Excerpt from a dataset:
▬▬▬

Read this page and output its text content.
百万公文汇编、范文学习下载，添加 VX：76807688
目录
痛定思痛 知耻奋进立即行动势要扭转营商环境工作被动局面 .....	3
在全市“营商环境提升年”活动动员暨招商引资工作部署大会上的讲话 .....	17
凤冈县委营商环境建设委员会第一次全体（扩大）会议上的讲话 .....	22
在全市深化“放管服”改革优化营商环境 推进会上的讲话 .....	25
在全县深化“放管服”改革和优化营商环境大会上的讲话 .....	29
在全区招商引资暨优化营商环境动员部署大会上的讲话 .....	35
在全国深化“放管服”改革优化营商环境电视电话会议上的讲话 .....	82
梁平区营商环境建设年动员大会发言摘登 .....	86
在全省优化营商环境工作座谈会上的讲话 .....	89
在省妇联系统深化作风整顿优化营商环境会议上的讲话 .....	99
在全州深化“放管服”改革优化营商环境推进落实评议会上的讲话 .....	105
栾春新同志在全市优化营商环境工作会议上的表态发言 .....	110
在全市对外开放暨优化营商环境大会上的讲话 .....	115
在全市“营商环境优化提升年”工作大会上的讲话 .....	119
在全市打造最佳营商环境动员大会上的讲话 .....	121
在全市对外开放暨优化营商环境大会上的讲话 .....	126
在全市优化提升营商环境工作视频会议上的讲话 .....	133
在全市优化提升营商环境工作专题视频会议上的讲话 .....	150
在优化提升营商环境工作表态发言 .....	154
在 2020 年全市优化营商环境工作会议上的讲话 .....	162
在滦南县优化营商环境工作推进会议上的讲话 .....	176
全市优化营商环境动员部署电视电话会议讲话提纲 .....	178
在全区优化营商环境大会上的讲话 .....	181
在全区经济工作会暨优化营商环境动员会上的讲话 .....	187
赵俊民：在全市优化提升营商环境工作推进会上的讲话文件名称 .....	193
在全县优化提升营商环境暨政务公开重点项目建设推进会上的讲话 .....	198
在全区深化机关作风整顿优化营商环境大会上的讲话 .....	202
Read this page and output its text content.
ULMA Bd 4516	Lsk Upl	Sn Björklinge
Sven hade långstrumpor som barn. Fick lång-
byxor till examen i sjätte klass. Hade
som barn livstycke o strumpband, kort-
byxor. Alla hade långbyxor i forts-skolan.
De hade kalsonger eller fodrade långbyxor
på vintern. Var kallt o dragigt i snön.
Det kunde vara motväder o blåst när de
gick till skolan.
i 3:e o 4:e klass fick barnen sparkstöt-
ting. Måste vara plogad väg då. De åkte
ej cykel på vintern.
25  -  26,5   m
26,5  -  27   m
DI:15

▬▬▬

## To be done
Reproduce the listing in full. Keep it exactly as written.

## Task solution
Read this page and output its text content.
百万公文汇编、范文学习下载，添加 VX：76807688
目录
痛定思痛 知耻奋进立即行动势要扭转营商环境工作被动局面 .....	3
在全市“营商环境提升年”活动动员暨招商引资工作部署大会上的讲话 .....	17
凤冈县委营商环境建设委员会第一次全体（扩大）会议上的讲话 .....	22
在全市深化“放管服”改革优化营商环境 推进会上的讲话 .....	25
在全县深化“放管服”改革和优化营商环境大会上的讲话 .....	29
在全区招商引资暨优化营商环境动员部署大会上的讲话 .....	35
在全国深化“放管服”改革优化营商环境电视电话会议上的讲话 .....	82
梁平区营商环境建设年动员大会发言摘登 .....	86
在全省优化营商环境工作座谈会上的讲话 .....	89
在省妇联系统深化作风整顿优化营商环境会议上的讲话 .....	99
在全州深化“放管服”改革优化营商环境推进落实评议会上的讲话 .....	105
栾春新同志在全市优化营商环境工作会议上的表态发言 .....	110
在全市对外开放暨优化营商环境大会上的讲话 .....	115
在全市“营商环境优化提升年”工作大会上的讲话 .....	119
在全市打造最佳营商环境动员大会上的讲话 .....	121
在全市对外开放暨优化营商环境大会上的讲话 .....	126
在全市优化提升营商环境工作视频会议上的讲话 .....	133
在全市优化提升营商环境工作专题视频会议上的讲话 .....	150
在优化提升营商环境工作表态发言 .....	154
在 2020 年全市优化营商环境工作会议上的讲话 .....	162
在滦南县优化营商环境工作推进会议上的讲话 .....	176
全市优化营商环境动员部署电视电话会议讲话提纲 .....	178
在全区优化营商环境大会上的讲话 .....	181
在全区经济工作会暨优化营商环境动员会上的讲话 .....	187
赵俊民：在全市优化提升营商环境工作推进会上的讲话文件名称 .....	193
在全县优化提升营商环境暨政务公开重点项目建设推进会上的讲话 .....	198
在全区深化机关作风整顿优化营商环境大会上的讲话 .....	202
Read this page and output its text content.
ULMA Bd 4516	Lsk Upl	Sn Björklinge
Sven hade långstrumpor som barn. Fick lång-
byxor till examen i sjätte klass. Hade
som barn livstycke o strumpband, kort-
byxor. Alla hade långbyxor i forts-skolan.
De hade kalsonger eller fodrade långbyxor
på vintern. Var kallt o dragigt i snön.
Det kunde vara motväder o blåst när de
gick till skolan.
i 3:e o 4:e klass fick barnen sparkstöt-
ting. Måste vara plogad väg då. De åkte
ej cykel på vintern.
25  -  26,5   m
26,5  -  27   m
DI:15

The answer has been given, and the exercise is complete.